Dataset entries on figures
+ + +

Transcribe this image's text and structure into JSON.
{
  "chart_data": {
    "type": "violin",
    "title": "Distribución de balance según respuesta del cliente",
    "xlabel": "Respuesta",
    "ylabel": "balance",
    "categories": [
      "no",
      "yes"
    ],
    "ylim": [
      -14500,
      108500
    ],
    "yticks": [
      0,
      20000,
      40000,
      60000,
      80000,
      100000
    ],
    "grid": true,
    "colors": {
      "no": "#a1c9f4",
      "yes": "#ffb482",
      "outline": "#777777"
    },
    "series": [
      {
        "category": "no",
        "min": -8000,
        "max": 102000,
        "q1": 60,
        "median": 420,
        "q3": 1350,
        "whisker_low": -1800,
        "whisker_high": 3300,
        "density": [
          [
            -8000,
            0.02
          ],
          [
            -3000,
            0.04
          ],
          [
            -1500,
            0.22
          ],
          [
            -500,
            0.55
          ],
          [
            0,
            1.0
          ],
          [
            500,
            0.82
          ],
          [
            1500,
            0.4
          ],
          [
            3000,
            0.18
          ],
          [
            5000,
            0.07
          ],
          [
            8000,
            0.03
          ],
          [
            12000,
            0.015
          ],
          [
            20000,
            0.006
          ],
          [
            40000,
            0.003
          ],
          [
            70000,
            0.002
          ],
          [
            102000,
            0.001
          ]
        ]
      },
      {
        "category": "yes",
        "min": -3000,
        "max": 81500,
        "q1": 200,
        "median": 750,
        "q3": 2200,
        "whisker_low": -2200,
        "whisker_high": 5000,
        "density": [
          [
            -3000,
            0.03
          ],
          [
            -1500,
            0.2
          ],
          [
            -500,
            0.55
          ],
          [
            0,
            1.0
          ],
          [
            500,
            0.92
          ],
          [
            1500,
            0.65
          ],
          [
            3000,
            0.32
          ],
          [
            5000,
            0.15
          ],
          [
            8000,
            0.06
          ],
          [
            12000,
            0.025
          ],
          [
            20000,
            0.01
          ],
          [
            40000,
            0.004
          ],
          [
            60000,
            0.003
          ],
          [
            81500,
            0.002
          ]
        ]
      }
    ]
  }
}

+ + +

* [Stated task] From the first line to the last, please quote the material above exactly.

* [Task result]
Transcribe this image's text and structure into JSON.
{
  "chart_data": {
    "type": "violin",
    "title": "Distribución de balance según respuesta del cliente",
    "xlabel": "Respuesta",
    "ylabel": "balance",
    "categories": [
      "no",
      "yes"
    ],
    "ylim": [
      -14500,
      108500
    ],
    "yticks": [
      0,
      20000,
      40000,
      60000,
      80000,
      100000
    ],
    "grid": true,
    "colors": {
      "no": "#a1c9f4",
      "yes": "#ffb482",
      "outline": "#777777"
    },
    "series": [
      {
        "category": "no",
        "min": -8000,
        "max": 102000,
        "q1": 60,
        "median": 420,
        "q3": 1350,
        "whisker_low": -1800,
        "whisker_high": 3300,
        "density": [
          [
            -8000,
            0.02
          ],
          [
            -3000,
            0.04
          ],
          [
            -1500,
            0.22
          ],
          [
            -500,
            0.55
          ],
          [
            0,
            1.0
          ],
          [
            500,
            0.82
          ],
          [
            1500,
            0.4
          ],
          [
            3000,
            0.18
          ],
          [
            5000,
            0.07
          ],
          [
            8000,
            0.03
          ],
          [
            12000,
            0.015
          ],
          [
            20000,
            0.006
          ],
          [
            40000,
            0.003
          ],
          [
            70000,
            0.002
          ],
          [
            102000,
            0.001
          ]
        ]
      },
      {
        "category": "yes",
        "min": -3000,
        "max": 81500,
        "q1": 200,
        "median": 750,
        "q3": 2200,
        "whisker_low": -2200,
        "whisker_high": 5000,
        "density": [
          [
            -3000,
            0.03
          ],
          [
            -1500,
            0.2
          ],
          [
            -500,
            0.55
          ],
          [
            0,
            1.0
          ],
          [
            500,
            0.92
          ],
          [
            1500,
            0.65
          ],
          [
            3000,
            0.32
          ],
          [
            5000,
            0.15
          ],
          [
            8000,
            0.06
          ],
          [
            12000,
            0.025
          ],
          [
            20000,
            0.01
          ],
          [
            40000,
            0.004
          ],
          [
            60000,
            0.003
          ],
          [
            81500,
            0.002
          ]
        ]
      }
    ]
  }
}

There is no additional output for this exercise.